_Aim:_
Bring together all lines of the material below that contain the string "title".
——
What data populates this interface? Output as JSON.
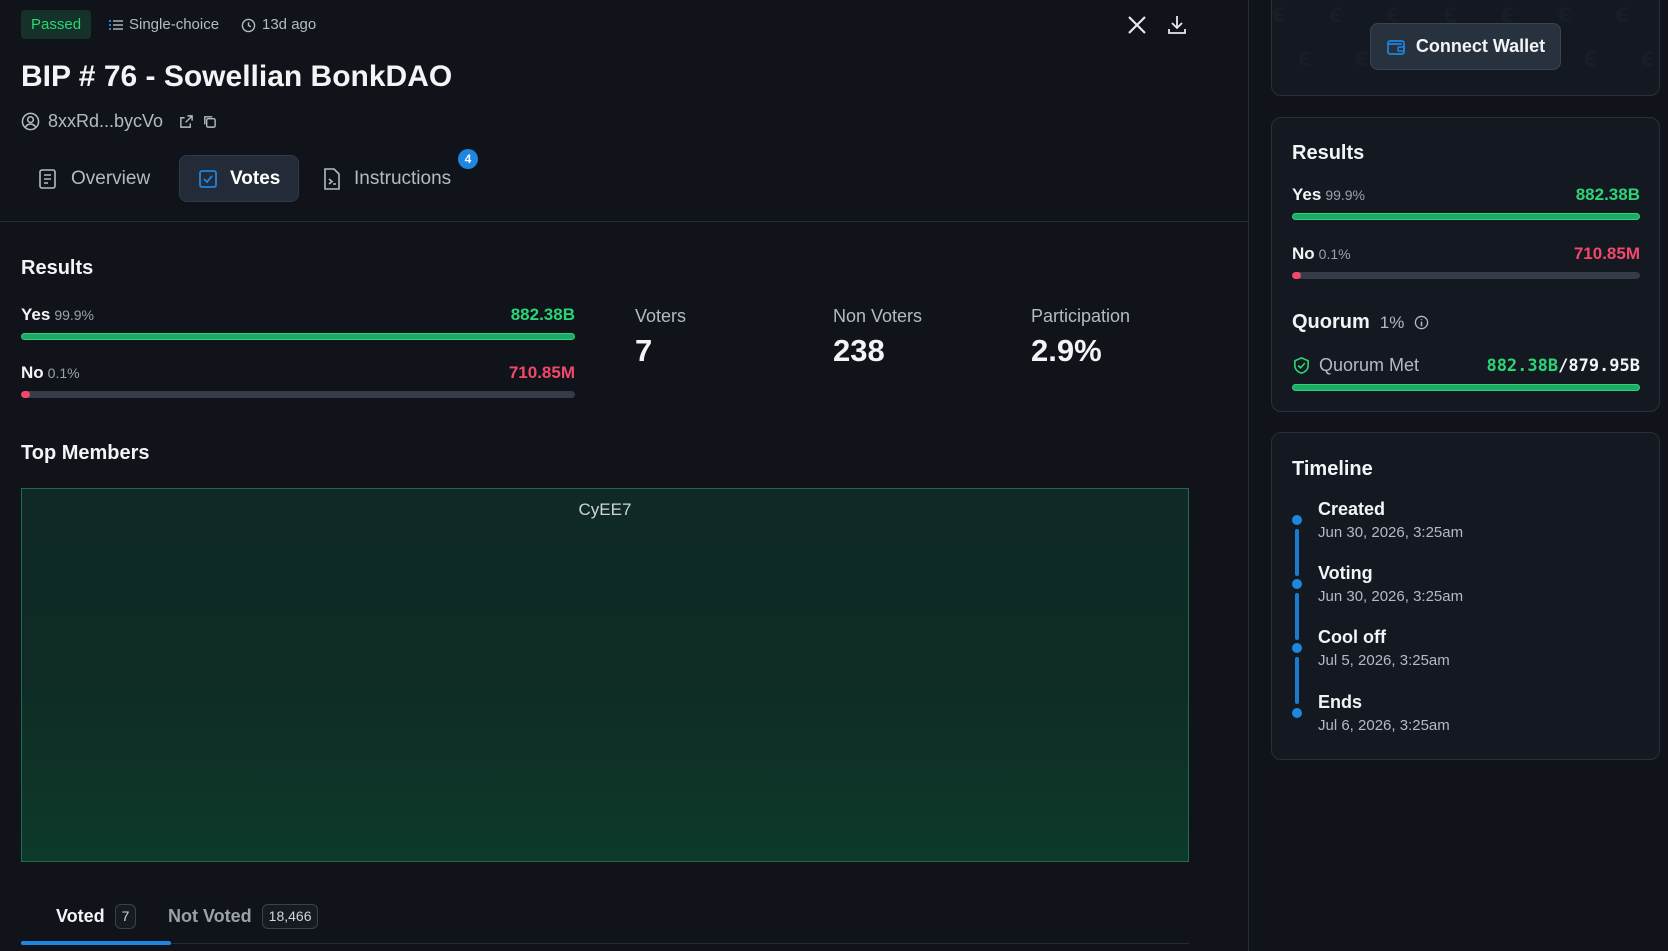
{
  "header": {
    "status": "Passed",
    "vote_type": "Single-choice",
    "time_ago": "13d ago",
    "title": "BIP # 76 - Sowellian BonkDAO",
    "author": "8xxRd...bycVo"
  },
  "tabs": [
    {
      "label": "Overview",
      "icon": "document-list-icon"
    },
    {
      "label": "Votes",
      "icon": "checkbox-icon",
      "active": true
    },
    {
      "label": "Instructions",
      "icon": "code-file-icon",
      "badge": "4"
    }
  ],
  "results": {
    "heading": "Results",
    "yes": {
      "label": "Yes",
      "pct": "99.9%",
      "value": "882.38B",
      "fill": 1.0
    },
    "no": {
      "label": "No",
      "pct": "0.1%",
      "value": "710.85M",
      "fill": 0.001
    }
  },
  "stats": {
    "voters_label": "Voters",
    "voters": "7",
    "non_voters_label": "Non Voters",
    "non_voters": "238",
    "participation_label": "Participation",
    "participation": "2.9%"
  },
  "top_members": {
    "heading": "Top Members",
    "member": "CyEE7"
  },
  "bottom_tabs": {
    "voted_label": "Voted",
    "voted_count": "7",
    "not_voted_label": "Not Voted",
    "not_voted_count": "18,466"
  },
  "sidebar": {
    "wallet_label": "Connect Wallet",
    "results": {
      "heading": "Results",
      "yes_label": "Yes",
      "yes_pct": "99.9%",
      "yes_value": "882.38B",
      "no_label": "No",
      "no_pct": "0.1%",
      "no_value": "710.85M",
      "quorum_label": "Quorum",
      "quorum_pct": "1%",
      "quorum_met_label": "Quorum Met",
      "quorum_current": "882.38B",
      "quorum_required": "/879.95B",
      "quorum_fill": 1.0
    },
    "timeline": {
      "heading": "Timeline",
      "items": [
        {
          "title": "Created",
          "date": "Jun 30, 2026, 3:25am"
        },
        {
          "title": "Voting",
          "date": "Jun 30, 2026, 3:25am"
        },
        {
          "title": "Cool off",
          "date": "Jul 5, 2026, 3:25am"
        },
        {
          "title": "Ends",
          "date": "Jul 6, 2026, 3:25am"
        }
      ]
    }
  },
  "colors": {
    "yes": "#2bd576",
    "no": "#f2486c",
    "accent": "#1d86e0"
  }
}
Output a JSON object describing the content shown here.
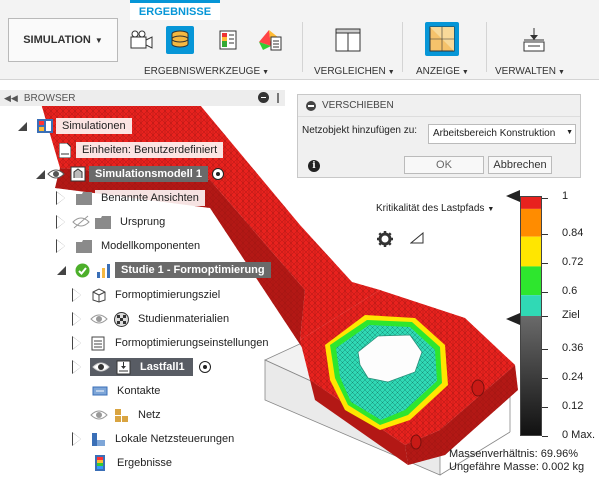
{
  "toolbar": {
    "workspace_label": "SIMULATION",
    "active_tab": "ERGEBNISSE",
    "groups": {
      "results_tools": "ERGEBNISWERKZEUGE",
      "compare": "VERGLEICHEN",
      "display": "ANZEIGE",
      "manage": "VERWALTEN"
    }
  },
  "browser": {
    "title": "BROWSER",
    "tree": [
      {
        "label": "Simulationen"
      },
      {
        "label": "Einheiten: Benutzerdefiniert"
      },
      {
        "label": "Simulationsmodell 1"
      },
      {
        "label": "Benannte Ansichten"
      },
      {
        "label": "Ursprung"
      },
      {
        "label": "Modellkomponenten"
      },
      {
        "label": "Studie 1 - Formoptimierung"
      },
      {
        "label": "Formoptimierungsziel"
      },
      {
        "label": "Studienmaterialien"
      },
      {
        "label": "Formoptimierungseinstellungen"
      },
      {
        "label": "Lastfall1"
      },
      {
        "label": "Kontakte"
      },
      {
        "label": "Netz"
      },
      {
        "label": "Lokale Netzsteuerungen"
      },
      {
        "label": "Ergebnisse"
      }
    ]
  },
  "dialog": {
    "title": "VERSCHIEBEN",
    "field_label": "Netzobjekt hinzufügen zu:",
    "field_value": "Arbeitsbereich Konstruktion",
    "ok_label": "OK",
    "cancel_label": "Abbrechen"
  },
  "legend": {
    "dropdown": "Kritikalität des Lastpfads",
    "labels": [
      "1",
      "0.84",
      "0.72",
      "0.6",
      "Ziel",
      "0.36",
      "0.24",
      "0.12",
      "0 Max."
    ],
    "colors": {
      "red": "#e8221e",
      "orange": "#ff8c00",
      "yellow": "#ffe600",
      "green": "#2ee62e",
      "teal": "#30d9b5"
    }
  },
  "summary": {
    "mass_ratio": "Massenverhältnis: 69.96%",
    "approx_mass": "Ungefähre Masse: 0.002 kg"
  }
}
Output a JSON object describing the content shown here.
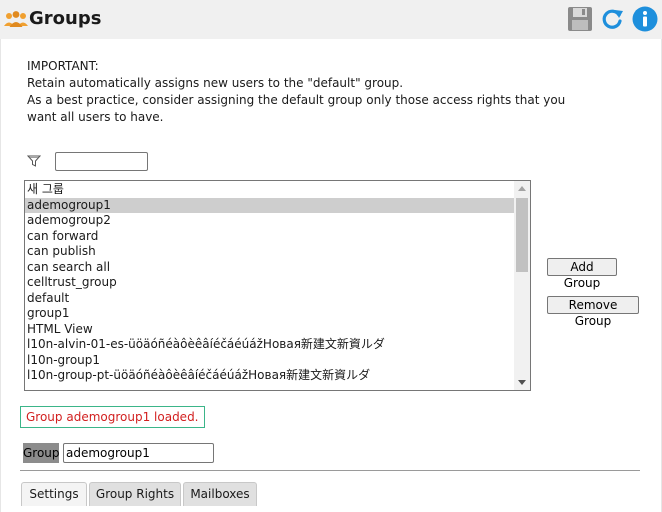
{
  "header": {
    "title": "Groups",
    "icons": {
      "title": "groups-icon",
      "save": "floppy-disk-icon",
      "refresh": "refresh-icon",
      "info": "info-icon"
    },
    "colors": {
      "accent": "#1e8fdc",
      "background": "#f0f0f0"
    }
  },
  "notice": {
    "heading": "IMPORTANT:",
    "line1": "Retain automatically assigns new users to the \"default\" group.",
    "line2": "As a best practice, consider assigning the default group only those access rights that you",
    "line3": "want all users to have."
  },
  "filter": {
    "value": ""
  },
  "group_list": {
    "selected": "ademogroup1",
    "items": [
      "새 그룹",
      "ademogroup1",
      "ademogroup2",
      "can forward",
      "can publish",
      "can search all",
      "celltrust_group",
      "default",
      "group1",
      "HTML View",
      "l10n-alvin-01-es-üöäóñéàôèêâíéčáéúážНовая新建文新資ルダ",
      "l10n-group1",
      "l10n-group-pt-üöäóñéàôèêâíéčáéúážНовая新建文新資ルダ"
    ]
  },
  "buttons": {
    "add_group": "Add Group",
    "remove_group": "Remove Group"
  },
  "status": {
    "message": "Group ademogroup1 loaded.",
    "color": "#d21f1f",
    "border": "#3bb589"
  },
  "group_field": {
    "label": "Group",
    "value": "ademogroup1"
  },
  "tabs": [
    {
      "label": "Settings",
      "active": true
    },
    {
      "label": "Group Rights",
      "active": false
    },
    {
      "label": "Mailboxes",
      "active": false
    }
  ]
}
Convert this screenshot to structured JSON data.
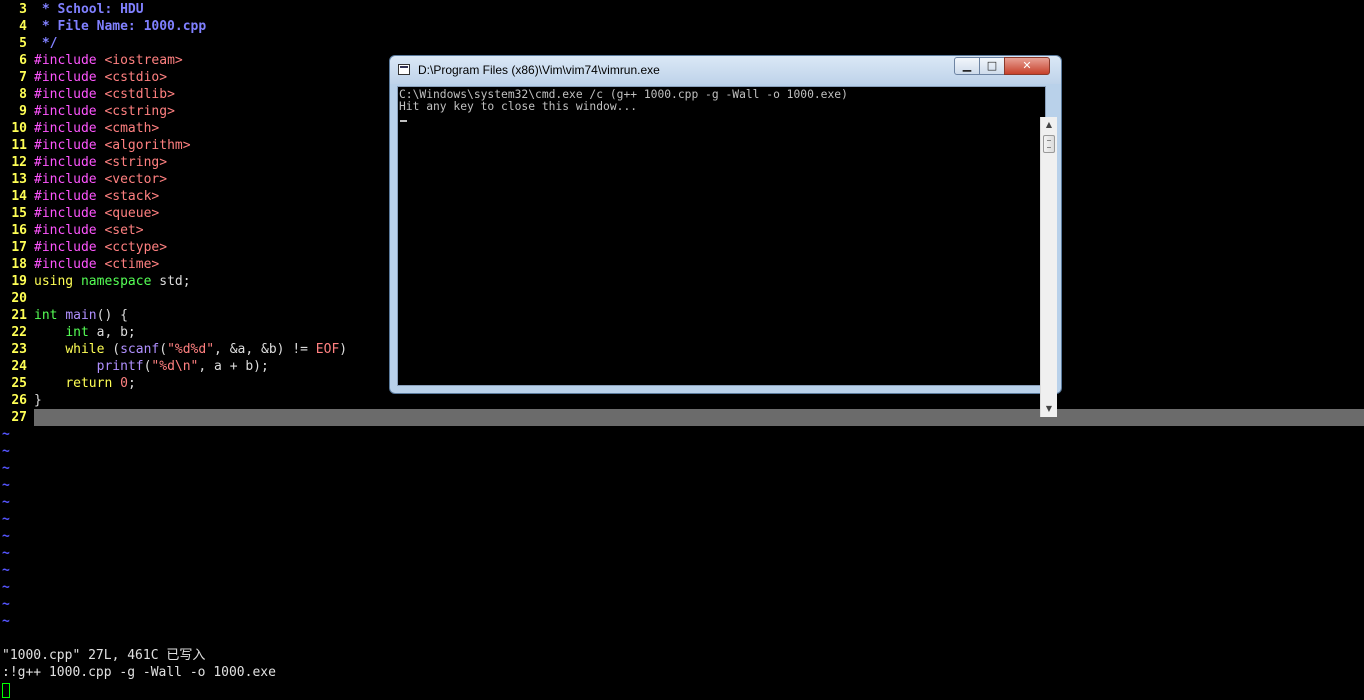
——
_Answer to the task:_
    "title": "BIP # 76 - Sowellian BonkDAO",
          "title": "Created",
          "title": "Voting",
          "title": "Cool off",
          "title": "Ends",
    "title": "BROWSER",
    "title": "VERSCHIEBEN",
    "title": "Groups",
      "title": "groups-icon",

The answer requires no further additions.